Dell tries again with four-way Itanium

Dell Inc. is giving its four-way Itanium server a second chance. A year and a half after ceasing shipments of its PowerEdge 7150 — the first four-way Itanium system sold by a major vendor — the company on Monday announced that it had begun shipping a new four-processor system based on Itanium 2 chips.

The PowerEdge 7250 is a 4U (17.8 centimetre) system designed to support as much as 32GB of memory. It will be priced starting at US$12,499 in a single-processor configuration, and will ship with processor offering clock speeds between 1.3GHz and 1.5GHz, Dell said.

Though Dell ships only two Itanium-based systems, the company now says it sees a growing niche for Itanium, particularly for database users looking to get around the memory limitations of 32-bit systems, which can physically support only 4GB of memory.

“It’s a matter of market evolution more than anything,” said Tim Golden, Dell’s director of PowerEdge server marketing. “A couple of years ago there was a single operating system that was supporting Itanium.”

With more application support and with Microsoft Corp., Red Hat Inc., and Novell Inc.’s Suse Linux now supporting the processor, Itanium is becoming an attractive alternative for customers using Reduced Instruction Set Computing (RISC) architectures like UltraSparc and PowerPC, Golden said.

“For those customers, they are looking to migrate to an Intel, standards-based system for cost reasons primarily, but they view 32-bit systems as a step backward.”

» **Work order A**
Reproduce the stretch of the article on Dell's Itanium server from "Dell tries again" through "Itanium 2 chips.".
» **Work order B**
Answer these questions using the article on Dell's Itanium server:
(i) What is the starting price of the PowerEdge 7250 in a single-processor configuration?
(ii) How much memory can 32-bit systems physically support?
(iii) What is Tim Golden's position at Dell?

» **Extracted information**
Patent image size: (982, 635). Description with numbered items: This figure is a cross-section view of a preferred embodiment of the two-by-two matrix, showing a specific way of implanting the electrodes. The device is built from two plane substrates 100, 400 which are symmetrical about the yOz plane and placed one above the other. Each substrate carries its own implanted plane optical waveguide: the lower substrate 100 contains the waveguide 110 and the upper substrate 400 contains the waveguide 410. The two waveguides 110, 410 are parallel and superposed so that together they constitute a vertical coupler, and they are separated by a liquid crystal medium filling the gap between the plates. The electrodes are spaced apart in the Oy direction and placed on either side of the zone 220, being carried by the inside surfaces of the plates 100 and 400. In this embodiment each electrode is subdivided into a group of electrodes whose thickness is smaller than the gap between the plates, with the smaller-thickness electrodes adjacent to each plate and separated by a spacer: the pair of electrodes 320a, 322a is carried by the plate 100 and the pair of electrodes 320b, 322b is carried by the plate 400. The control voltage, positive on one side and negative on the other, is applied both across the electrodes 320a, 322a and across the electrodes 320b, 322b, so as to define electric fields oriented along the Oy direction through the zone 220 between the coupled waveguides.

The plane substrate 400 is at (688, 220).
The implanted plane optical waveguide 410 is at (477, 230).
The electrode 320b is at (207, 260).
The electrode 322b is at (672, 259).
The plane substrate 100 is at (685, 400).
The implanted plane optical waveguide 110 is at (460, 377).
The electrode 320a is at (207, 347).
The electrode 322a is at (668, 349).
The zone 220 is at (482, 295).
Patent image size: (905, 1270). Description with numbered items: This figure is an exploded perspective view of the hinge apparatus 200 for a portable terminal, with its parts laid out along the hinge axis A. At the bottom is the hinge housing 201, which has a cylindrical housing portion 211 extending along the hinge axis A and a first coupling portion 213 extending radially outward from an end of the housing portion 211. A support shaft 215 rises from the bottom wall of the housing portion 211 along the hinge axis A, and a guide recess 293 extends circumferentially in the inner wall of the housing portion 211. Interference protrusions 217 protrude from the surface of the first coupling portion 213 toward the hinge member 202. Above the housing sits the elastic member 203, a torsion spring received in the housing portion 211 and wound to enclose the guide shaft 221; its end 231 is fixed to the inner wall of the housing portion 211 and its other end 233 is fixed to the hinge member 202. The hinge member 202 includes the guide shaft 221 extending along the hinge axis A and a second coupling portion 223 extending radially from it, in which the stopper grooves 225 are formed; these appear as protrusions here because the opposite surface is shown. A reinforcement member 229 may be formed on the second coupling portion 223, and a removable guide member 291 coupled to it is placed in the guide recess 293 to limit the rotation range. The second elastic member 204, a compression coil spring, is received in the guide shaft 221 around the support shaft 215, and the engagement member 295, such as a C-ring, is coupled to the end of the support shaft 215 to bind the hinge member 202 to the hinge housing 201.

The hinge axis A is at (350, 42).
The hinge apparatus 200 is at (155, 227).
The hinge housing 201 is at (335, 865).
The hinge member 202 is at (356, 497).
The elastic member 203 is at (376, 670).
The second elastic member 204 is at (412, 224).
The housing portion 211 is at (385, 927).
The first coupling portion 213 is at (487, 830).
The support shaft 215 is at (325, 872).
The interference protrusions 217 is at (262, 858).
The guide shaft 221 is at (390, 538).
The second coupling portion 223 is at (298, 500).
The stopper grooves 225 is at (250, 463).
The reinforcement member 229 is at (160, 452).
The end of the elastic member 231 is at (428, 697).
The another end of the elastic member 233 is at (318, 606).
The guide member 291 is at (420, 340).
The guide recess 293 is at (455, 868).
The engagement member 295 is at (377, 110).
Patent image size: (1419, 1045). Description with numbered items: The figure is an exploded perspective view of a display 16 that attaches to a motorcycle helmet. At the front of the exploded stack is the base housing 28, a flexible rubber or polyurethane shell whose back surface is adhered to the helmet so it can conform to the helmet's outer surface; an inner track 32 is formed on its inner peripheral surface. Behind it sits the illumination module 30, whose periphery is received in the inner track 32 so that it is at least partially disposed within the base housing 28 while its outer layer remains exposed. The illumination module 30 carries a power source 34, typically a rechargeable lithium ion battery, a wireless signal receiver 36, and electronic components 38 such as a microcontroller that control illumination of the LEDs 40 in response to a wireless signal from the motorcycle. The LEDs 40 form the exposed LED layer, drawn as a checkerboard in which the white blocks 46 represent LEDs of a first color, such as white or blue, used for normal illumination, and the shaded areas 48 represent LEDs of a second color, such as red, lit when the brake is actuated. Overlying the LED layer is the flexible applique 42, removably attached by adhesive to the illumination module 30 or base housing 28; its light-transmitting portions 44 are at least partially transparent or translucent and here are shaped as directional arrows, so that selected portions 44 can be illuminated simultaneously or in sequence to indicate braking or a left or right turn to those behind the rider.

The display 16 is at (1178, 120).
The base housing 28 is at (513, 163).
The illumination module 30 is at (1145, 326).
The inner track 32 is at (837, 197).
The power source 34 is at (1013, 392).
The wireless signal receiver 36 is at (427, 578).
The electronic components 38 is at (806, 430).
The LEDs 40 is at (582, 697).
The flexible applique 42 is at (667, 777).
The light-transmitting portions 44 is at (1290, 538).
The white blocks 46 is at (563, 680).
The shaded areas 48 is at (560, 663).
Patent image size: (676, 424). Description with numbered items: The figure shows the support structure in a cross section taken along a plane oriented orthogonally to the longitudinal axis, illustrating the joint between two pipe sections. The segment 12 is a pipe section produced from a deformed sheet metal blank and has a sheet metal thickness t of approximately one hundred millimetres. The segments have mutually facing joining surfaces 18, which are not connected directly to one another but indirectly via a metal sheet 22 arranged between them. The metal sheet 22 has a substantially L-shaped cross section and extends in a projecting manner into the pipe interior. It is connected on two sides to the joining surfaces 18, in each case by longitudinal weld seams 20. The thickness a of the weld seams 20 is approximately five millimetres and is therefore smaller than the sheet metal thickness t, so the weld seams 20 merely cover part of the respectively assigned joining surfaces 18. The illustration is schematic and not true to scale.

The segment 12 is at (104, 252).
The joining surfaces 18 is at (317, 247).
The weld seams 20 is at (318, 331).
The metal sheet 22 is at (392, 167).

» **Exercise output A**
Dell tries again with four-way Itanium

Dell Inc. is giving its four-way Itanium server a second chance. A year and a half after ceasing shipments of its PowerEdge 7150 — the first four-way Itanium system sold by a major vendor — the company on Monday announced that it had begun shipping a new four-processor system based on Itanium 2 chips.

» **Exercise output B**
(i) US$12,499
(ii) 4GB
(iii) Director of PowerEdge server marketing